— BEGIN Extracted data —
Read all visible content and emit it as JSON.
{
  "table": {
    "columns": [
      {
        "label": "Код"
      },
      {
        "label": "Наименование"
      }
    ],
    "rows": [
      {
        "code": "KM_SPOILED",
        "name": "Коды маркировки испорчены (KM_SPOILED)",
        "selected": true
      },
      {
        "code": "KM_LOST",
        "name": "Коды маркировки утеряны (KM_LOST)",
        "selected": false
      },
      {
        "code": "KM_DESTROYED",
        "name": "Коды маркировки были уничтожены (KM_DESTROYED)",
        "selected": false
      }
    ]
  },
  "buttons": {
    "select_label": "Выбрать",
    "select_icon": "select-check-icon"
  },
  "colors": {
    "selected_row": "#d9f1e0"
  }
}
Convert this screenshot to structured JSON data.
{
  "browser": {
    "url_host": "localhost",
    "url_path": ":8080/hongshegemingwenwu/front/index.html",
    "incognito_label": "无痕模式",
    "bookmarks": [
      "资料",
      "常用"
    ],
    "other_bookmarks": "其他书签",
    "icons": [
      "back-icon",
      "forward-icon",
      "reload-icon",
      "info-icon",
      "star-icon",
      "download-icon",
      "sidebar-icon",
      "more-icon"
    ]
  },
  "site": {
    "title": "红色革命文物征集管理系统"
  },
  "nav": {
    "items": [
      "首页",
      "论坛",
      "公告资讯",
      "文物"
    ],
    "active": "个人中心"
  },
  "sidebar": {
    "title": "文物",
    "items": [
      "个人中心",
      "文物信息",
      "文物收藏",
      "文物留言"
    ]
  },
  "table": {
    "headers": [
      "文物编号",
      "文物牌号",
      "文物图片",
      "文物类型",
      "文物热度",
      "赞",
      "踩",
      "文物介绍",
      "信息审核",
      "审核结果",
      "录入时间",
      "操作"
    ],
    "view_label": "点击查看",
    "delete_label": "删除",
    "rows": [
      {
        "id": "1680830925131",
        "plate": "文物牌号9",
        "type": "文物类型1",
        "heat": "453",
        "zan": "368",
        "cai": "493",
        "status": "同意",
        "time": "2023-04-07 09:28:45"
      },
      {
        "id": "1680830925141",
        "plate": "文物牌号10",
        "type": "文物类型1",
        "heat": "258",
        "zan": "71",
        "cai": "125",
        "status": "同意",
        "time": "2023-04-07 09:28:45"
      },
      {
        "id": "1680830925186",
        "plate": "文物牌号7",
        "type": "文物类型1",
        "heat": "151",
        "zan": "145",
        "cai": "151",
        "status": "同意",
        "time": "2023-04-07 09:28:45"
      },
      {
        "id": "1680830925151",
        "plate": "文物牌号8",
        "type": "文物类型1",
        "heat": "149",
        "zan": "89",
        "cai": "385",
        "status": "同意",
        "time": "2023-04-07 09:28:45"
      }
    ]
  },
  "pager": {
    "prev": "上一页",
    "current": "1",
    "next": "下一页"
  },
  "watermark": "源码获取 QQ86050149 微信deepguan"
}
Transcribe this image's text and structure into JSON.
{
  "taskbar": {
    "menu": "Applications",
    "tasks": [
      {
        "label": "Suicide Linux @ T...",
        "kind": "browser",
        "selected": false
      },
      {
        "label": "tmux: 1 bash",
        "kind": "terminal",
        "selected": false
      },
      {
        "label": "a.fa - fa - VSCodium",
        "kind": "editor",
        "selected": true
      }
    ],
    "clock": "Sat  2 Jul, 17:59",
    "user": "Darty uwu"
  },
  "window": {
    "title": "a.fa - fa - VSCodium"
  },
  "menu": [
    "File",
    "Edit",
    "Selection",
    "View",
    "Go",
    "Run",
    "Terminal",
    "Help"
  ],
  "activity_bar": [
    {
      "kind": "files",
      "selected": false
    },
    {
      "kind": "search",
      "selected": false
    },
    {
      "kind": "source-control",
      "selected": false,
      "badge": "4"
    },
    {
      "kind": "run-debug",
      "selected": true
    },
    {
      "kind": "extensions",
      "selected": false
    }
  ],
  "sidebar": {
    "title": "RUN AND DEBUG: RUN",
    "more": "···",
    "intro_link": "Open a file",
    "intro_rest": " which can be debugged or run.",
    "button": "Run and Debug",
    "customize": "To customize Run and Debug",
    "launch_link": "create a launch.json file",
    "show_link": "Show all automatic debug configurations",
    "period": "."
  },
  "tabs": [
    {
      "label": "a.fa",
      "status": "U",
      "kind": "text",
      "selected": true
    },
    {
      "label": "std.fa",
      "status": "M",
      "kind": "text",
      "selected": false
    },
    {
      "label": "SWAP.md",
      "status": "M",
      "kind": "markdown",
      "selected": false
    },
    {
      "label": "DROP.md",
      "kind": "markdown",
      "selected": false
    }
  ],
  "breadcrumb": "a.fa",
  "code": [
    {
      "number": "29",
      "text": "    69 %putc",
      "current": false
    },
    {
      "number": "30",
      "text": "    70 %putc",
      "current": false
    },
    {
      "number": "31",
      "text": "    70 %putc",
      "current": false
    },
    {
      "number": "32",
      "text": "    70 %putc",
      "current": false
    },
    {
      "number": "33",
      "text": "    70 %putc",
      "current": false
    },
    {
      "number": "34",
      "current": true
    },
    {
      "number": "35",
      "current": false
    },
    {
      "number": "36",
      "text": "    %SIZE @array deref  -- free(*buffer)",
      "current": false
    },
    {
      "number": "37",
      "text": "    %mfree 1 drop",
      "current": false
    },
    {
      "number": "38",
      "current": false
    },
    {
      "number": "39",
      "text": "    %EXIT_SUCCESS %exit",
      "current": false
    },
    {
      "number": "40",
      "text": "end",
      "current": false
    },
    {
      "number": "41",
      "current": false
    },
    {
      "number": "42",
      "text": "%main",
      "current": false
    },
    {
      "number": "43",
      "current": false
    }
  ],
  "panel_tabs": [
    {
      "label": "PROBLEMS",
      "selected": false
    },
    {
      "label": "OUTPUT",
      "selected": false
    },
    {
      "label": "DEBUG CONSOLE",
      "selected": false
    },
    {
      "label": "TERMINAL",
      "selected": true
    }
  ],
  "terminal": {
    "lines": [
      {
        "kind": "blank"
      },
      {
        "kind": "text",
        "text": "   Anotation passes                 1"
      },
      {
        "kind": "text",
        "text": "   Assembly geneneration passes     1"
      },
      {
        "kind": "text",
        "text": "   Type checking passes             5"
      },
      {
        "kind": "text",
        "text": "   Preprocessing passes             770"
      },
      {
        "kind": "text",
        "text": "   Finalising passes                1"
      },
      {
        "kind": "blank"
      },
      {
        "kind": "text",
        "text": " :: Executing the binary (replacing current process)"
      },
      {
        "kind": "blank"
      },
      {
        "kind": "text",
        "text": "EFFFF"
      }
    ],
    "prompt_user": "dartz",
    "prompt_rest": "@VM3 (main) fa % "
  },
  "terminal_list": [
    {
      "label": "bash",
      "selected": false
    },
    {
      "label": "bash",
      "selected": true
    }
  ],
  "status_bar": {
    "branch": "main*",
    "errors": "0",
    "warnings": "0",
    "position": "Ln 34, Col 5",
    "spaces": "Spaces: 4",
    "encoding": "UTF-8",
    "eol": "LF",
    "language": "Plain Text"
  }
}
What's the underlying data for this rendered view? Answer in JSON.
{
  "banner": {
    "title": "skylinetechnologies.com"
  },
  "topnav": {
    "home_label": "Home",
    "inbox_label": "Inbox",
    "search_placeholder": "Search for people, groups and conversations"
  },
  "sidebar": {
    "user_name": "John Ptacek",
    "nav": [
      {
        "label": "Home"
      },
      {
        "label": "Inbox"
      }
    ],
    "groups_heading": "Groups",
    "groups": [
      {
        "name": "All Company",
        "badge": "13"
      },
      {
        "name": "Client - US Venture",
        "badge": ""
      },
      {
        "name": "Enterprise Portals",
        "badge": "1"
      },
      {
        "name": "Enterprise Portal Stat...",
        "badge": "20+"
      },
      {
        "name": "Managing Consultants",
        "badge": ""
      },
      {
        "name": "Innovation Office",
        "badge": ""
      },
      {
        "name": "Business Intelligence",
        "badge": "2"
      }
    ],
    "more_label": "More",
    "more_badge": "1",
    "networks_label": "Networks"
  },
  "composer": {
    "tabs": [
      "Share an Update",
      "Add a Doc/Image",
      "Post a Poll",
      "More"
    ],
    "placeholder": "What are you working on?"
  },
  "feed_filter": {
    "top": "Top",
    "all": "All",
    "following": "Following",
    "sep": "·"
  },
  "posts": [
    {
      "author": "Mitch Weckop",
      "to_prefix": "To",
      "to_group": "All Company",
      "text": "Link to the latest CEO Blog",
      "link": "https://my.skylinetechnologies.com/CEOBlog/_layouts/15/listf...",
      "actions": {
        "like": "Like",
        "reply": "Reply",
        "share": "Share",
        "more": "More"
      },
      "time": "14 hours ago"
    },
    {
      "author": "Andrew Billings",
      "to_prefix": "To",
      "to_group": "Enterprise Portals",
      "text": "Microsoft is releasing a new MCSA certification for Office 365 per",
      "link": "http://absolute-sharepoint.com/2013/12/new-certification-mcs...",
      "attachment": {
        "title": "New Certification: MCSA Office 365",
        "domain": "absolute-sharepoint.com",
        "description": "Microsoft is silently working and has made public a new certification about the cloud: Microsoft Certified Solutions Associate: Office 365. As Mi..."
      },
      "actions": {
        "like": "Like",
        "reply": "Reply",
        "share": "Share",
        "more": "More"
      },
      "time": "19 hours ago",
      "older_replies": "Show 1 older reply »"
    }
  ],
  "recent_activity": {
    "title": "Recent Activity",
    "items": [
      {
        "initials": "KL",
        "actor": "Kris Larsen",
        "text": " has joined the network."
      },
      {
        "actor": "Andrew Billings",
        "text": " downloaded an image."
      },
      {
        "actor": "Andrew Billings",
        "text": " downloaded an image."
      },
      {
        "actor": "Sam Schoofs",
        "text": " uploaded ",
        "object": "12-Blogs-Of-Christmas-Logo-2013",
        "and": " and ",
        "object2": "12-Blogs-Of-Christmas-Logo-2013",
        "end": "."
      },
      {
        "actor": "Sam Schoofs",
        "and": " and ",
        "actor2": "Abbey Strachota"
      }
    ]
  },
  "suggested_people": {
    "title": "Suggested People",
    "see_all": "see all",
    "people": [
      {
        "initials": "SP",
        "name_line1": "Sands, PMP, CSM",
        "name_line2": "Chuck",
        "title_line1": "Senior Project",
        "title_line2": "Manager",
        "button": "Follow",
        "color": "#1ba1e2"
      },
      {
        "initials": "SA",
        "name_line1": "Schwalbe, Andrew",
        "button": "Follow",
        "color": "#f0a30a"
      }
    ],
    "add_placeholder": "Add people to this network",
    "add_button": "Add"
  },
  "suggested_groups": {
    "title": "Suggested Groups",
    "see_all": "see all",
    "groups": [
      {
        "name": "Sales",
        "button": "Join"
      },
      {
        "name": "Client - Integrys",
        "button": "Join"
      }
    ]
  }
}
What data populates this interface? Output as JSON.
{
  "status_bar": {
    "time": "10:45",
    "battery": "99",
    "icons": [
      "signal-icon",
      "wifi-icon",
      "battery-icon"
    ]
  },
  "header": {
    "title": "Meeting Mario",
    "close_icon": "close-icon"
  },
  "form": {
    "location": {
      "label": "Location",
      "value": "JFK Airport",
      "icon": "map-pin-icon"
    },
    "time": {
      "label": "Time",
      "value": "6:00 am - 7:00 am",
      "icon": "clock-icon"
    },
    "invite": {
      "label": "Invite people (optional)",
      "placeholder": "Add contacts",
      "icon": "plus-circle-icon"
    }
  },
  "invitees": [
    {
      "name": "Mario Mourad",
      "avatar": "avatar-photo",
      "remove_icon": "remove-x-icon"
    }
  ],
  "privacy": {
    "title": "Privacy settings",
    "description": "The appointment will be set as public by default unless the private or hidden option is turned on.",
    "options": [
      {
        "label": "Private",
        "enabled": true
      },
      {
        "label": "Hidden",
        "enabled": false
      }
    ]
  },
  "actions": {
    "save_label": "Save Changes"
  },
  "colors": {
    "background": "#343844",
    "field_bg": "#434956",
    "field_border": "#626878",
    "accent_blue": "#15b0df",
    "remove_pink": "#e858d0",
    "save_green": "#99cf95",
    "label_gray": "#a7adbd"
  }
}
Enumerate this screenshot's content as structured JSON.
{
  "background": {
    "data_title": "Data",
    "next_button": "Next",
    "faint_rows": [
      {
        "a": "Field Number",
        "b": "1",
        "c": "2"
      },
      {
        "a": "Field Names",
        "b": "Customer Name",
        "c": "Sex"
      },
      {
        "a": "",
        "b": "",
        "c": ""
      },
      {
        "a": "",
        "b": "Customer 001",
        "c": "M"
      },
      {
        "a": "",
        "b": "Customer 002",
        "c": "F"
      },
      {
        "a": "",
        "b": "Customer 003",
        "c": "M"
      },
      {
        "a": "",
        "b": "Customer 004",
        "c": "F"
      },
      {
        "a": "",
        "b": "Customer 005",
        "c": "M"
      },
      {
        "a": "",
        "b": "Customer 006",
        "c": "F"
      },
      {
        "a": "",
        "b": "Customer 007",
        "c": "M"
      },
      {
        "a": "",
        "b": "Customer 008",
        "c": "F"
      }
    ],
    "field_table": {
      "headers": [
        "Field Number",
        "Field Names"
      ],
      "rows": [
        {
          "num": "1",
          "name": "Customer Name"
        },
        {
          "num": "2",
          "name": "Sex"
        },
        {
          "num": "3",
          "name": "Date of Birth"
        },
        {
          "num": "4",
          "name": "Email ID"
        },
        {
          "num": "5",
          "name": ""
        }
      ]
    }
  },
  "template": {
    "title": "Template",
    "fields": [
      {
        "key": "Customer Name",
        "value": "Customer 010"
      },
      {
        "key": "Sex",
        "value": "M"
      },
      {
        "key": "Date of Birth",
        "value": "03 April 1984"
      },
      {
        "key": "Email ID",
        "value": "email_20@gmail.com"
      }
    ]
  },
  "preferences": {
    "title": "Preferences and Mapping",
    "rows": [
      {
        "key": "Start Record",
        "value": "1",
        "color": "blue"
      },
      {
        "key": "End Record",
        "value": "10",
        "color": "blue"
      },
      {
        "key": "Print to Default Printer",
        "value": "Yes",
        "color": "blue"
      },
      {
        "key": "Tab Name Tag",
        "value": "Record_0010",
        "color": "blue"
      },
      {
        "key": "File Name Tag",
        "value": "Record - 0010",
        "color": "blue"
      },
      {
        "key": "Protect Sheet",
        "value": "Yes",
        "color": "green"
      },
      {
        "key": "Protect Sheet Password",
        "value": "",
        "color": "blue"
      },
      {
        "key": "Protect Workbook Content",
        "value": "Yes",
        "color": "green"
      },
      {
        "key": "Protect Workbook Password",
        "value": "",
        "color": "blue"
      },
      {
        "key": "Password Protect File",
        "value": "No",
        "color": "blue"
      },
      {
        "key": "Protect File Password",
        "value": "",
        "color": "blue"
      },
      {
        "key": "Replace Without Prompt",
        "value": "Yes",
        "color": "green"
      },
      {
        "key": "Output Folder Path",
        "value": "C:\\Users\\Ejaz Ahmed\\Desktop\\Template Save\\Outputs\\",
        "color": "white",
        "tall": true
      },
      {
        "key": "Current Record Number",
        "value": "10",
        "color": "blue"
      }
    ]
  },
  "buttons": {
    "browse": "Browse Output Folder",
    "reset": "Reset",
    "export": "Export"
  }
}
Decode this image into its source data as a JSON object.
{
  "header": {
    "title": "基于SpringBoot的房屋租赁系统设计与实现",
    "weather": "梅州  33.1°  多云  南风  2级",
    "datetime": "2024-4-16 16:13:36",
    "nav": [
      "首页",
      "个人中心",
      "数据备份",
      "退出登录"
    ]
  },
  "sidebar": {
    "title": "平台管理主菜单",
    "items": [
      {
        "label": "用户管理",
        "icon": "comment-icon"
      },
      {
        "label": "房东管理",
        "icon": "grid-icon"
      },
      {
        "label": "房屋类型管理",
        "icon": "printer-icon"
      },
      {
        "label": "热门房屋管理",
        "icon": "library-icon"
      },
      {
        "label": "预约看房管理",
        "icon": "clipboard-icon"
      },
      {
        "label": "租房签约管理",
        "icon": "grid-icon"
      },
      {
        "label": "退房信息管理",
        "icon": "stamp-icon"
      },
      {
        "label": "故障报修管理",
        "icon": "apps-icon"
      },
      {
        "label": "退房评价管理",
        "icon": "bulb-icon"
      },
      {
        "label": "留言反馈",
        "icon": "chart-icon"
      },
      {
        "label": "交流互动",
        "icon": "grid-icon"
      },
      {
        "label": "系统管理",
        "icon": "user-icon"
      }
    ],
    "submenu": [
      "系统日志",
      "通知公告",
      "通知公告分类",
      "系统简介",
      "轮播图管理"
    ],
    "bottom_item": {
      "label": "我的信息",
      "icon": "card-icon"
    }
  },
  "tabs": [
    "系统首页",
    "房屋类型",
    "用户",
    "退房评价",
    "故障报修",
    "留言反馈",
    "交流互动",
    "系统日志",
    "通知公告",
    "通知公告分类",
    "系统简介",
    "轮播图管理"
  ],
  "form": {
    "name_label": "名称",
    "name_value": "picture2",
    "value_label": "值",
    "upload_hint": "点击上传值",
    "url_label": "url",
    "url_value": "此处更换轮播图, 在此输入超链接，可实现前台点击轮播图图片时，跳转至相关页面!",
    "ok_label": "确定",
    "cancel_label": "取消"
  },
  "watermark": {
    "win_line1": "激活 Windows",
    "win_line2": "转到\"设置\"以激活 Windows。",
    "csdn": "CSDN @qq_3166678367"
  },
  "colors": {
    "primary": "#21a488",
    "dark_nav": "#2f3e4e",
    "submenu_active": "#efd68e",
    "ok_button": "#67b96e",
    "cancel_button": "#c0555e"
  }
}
— END Extracted data —
▸ **Goal**: Find every line that holds "screenshot" and copy it.

▸ **Task solution**:
Convert this screenshot to structured JSON data.
Enumerate this screenshot's content as structured JSON.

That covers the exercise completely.